(DIRECTIVE)
Gather up all lines that carry the word "title".

(SUPPLIED DATA)

────

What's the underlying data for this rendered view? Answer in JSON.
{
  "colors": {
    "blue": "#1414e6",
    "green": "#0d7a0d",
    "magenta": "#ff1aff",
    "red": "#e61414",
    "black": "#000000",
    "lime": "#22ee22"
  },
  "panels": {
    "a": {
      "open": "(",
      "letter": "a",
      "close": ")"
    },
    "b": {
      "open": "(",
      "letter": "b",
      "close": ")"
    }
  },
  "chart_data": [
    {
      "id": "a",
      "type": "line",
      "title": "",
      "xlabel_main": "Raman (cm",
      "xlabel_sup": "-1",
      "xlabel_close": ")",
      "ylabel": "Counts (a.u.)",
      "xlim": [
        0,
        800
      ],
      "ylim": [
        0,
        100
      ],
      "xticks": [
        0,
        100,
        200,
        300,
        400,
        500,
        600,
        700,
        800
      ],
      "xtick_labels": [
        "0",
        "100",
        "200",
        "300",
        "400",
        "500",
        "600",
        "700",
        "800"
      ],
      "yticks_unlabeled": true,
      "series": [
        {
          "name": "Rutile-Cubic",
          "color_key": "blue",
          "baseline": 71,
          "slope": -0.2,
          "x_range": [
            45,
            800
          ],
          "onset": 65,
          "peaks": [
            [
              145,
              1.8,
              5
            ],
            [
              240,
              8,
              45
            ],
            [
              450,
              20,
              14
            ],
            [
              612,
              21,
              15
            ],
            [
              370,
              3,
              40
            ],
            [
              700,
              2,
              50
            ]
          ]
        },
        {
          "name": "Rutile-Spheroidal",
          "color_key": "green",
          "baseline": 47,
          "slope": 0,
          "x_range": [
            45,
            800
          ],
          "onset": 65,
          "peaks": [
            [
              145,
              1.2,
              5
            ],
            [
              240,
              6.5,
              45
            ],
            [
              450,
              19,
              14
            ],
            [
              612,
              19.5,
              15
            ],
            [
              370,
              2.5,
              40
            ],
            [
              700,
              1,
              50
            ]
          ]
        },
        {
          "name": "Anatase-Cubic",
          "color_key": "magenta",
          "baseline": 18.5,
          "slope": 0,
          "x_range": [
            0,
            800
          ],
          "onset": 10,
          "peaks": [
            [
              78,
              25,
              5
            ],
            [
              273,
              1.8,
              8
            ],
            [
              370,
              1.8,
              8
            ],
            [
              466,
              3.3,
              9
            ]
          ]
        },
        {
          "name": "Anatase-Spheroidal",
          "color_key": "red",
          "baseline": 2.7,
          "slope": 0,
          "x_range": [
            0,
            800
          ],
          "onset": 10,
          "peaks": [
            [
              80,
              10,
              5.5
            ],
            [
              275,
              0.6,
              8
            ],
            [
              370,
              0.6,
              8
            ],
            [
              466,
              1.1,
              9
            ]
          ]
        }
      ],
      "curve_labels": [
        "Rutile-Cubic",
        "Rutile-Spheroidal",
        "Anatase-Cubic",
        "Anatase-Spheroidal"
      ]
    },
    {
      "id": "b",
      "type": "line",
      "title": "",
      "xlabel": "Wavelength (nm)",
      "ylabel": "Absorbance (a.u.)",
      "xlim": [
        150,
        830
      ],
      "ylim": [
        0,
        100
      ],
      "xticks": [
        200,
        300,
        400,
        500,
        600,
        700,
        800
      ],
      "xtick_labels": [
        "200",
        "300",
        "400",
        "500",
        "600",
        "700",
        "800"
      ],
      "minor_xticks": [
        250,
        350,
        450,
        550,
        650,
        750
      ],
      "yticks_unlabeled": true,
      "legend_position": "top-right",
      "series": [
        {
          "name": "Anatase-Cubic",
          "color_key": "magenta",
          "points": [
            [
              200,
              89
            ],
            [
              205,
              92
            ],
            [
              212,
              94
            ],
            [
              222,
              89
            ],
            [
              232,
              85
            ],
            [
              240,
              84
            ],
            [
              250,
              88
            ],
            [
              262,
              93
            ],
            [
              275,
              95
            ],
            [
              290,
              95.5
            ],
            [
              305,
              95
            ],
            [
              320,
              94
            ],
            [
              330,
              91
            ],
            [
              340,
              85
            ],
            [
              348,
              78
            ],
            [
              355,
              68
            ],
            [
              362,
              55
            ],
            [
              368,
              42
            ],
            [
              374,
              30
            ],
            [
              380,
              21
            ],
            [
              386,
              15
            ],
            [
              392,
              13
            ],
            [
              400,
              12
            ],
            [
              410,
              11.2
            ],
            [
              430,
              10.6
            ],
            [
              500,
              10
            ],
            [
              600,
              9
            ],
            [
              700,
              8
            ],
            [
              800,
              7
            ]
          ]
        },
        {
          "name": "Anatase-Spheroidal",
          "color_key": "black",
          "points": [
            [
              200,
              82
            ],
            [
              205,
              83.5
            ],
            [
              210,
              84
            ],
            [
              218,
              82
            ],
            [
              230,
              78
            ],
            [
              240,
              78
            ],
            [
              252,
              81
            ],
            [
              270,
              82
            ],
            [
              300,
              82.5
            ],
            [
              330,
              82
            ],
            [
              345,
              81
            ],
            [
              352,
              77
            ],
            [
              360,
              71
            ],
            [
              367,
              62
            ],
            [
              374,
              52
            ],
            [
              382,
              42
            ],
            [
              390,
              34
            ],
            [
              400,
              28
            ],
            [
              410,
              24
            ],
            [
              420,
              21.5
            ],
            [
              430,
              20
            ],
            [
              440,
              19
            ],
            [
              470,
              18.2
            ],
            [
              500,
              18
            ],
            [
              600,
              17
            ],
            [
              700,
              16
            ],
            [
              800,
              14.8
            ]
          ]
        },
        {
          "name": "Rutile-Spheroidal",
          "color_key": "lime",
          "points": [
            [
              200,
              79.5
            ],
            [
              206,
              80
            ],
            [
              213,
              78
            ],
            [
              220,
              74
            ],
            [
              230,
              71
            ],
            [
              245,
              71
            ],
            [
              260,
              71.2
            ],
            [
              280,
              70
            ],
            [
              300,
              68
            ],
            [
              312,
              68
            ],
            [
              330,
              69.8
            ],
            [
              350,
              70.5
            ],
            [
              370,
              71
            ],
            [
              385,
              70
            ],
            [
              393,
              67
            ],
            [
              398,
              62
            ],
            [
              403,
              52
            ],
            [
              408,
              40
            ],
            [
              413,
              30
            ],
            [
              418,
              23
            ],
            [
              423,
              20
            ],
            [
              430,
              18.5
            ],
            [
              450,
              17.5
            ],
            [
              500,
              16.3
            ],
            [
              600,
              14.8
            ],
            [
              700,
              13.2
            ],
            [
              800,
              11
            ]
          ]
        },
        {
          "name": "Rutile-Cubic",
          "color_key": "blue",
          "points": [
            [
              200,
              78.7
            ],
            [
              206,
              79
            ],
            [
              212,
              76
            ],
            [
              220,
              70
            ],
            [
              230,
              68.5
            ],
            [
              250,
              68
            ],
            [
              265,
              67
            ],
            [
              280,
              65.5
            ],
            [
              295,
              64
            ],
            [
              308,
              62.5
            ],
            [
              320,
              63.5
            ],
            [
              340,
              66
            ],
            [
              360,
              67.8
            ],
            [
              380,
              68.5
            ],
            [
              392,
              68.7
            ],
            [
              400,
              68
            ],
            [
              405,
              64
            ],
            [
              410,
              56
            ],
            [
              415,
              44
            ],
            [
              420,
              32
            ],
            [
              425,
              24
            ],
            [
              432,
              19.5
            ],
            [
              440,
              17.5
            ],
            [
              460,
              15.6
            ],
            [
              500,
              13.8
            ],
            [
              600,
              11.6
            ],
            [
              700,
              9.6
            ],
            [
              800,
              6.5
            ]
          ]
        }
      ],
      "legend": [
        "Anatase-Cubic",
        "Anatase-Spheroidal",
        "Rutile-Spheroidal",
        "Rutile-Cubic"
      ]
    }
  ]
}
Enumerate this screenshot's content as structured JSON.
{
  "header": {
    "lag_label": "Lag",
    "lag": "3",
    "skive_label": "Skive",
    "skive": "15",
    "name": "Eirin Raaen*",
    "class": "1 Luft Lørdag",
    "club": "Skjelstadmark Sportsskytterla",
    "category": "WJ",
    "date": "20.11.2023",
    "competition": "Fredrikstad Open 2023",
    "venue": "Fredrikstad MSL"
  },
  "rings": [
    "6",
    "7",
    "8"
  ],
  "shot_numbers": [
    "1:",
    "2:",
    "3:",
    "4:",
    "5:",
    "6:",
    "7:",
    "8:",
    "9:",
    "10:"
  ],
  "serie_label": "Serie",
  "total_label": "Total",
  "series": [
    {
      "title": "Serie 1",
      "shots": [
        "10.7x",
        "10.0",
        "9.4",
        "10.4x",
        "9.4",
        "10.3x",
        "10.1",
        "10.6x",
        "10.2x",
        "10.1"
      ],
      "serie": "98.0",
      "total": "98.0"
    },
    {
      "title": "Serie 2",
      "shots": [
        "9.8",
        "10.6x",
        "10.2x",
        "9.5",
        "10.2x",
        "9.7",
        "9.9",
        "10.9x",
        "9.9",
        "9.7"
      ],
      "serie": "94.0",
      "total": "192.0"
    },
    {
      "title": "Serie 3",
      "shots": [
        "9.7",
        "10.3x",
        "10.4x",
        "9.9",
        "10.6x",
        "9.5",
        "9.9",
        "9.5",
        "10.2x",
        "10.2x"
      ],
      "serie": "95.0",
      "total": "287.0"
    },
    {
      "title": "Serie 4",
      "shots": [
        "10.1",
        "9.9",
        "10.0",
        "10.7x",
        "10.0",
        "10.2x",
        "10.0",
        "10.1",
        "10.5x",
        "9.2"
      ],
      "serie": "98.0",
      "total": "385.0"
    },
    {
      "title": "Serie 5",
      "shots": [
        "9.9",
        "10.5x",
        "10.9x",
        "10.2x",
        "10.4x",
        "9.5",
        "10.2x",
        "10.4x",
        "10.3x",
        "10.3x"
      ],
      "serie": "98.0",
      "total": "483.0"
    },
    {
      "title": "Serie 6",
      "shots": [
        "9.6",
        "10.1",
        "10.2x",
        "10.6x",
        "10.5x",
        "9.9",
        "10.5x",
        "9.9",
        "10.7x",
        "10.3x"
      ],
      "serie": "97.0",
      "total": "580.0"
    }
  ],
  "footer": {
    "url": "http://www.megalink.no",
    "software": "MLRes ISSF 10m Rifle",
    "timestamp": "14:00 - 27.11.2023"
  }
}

────

(FINISHED TASK)
      "title": "",
      "title": "",
      "title": "Serie 1",
      "title": "Serie 2",
      "title": "Serie 3",
      "title": "Serie 4",
      "title": "Serie 5",
      "title": "Serie 6",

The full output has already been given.